++++ Supplied information
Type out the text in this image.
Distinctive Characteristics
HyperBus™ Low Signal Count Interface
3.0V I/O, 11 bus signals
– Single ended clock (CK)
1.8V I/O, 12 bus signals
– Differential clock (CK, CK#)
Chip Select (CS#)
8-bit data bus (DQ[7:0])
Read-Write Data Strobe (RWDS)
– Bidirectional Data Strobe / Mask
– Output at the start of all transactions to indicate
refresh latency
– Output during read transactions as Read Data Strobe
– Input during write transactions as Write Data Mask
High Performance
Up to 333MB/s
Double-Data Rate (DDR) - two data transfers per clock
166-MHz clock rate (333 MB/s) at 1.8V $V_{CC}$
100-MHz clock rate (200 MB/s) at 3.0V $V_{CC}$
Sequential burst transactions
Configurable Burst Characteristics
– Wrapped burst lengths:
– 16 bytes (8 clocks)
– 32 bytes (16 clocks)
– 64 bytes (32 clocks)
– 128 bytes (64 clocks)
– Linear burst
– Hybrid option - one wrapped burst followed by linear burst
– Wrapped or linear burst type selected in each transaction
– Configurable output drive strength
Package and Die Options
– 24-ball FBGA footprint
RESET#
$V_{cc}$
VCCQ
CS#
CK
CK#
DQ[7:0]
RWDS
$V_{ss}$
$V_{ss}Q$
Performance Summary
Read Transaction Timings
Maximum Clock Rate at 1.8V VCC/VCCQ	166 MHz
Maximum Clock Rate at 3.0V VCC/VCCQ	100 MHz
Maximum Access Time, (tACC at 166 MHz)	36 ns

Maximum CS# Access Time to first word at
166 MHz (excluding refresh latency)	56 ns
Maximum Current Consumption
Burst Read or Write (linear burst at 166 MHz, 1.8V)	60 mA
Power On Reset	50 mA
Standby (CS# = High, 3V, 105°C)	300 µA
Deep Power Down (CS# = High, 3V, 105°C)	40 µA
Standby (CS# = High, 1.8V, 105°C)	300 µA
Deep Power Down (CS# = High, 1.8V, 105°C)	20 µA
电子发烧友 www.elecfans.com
++++++++
* [Brief]:
Reproduce the records above exactly as they appear.

* [Right answer]:
Type out the text in this image.
Distinctive Characteristics
HyperBus™ Low Signal Count Interface
3.0V I/O, 11 bus signals
– Single ended clock (CK)
1.8V I/O, 12 bus signals
– Differential clock (CK, CK#)
Chip Select (CS#)
8-bit data bus (DQ[7:0])
Read-Write Data Strobe (RWDS)
– Bidirectional Data Strobe / Mask
– Output at the start of all transactions to indicate
refresh latency
– Output during read transactions as Read Data Strobe
– Input during write transactions as Write Data Mask
High Performance
Up to 333MB/s
Double-Data Rate (DDR) - two data transfers per clock
166-MHz clock rate (333 MB/s) at 1.8V $V_{CC}$
100-MHz clock rate (200 MB/s) at 3.0V $V_{CC}$
Sequential burst transactions
Configurable Burst Characteristics
– Wrapped burst lengths:
– 16 bytes (8 clocks)
– 32 bytes (16 clocks)
– 64 bytes (32 clocks)
– 128 bytes (64 clocks)
– Linear burst
– Hybrid option - one wrapped burst followed by linear burst
– Wrapped or linear burst type selected in each transaction
– Configurable output drive strength
Package and Die Options
– 24-ball FBGA footprint
RESET#
$V_{cc}$
VCCQ
CS#
CK
CK#
DQ[7:0]
RWDS
$V_{ss}$
$V_{ss}Q$
Performance Summary
Read Transaction Timings
Maximum Clock Rate at 1.8V VCC/VCCQ	166 MHz
Maximum Clock Rate at 3.0V VCC/VCCQ	100 MHz
Maximum Access Time, (tACC at 166 MHz)	36 ns

Maximum CS# Access Time to first word at
166 MHz (excluding refresh latency)	56 ns
Maximum Current Consumption
Burst Read or Write (linear burst at 166 MHz, 1.8V)	60 mA
Power On Reset	50 mA
Standby (CS# = High, 3V, 105°C)	300 µA
Deep Power Down (CS# = High, 3V, 105°C)	40 µA
Standby (CS# = High, 1.8V, 105°C)	300 µA
Deep Power Down (CS# = High, 1.8V, 105°C)	20 µA
电子发烧友 www.elecfans.com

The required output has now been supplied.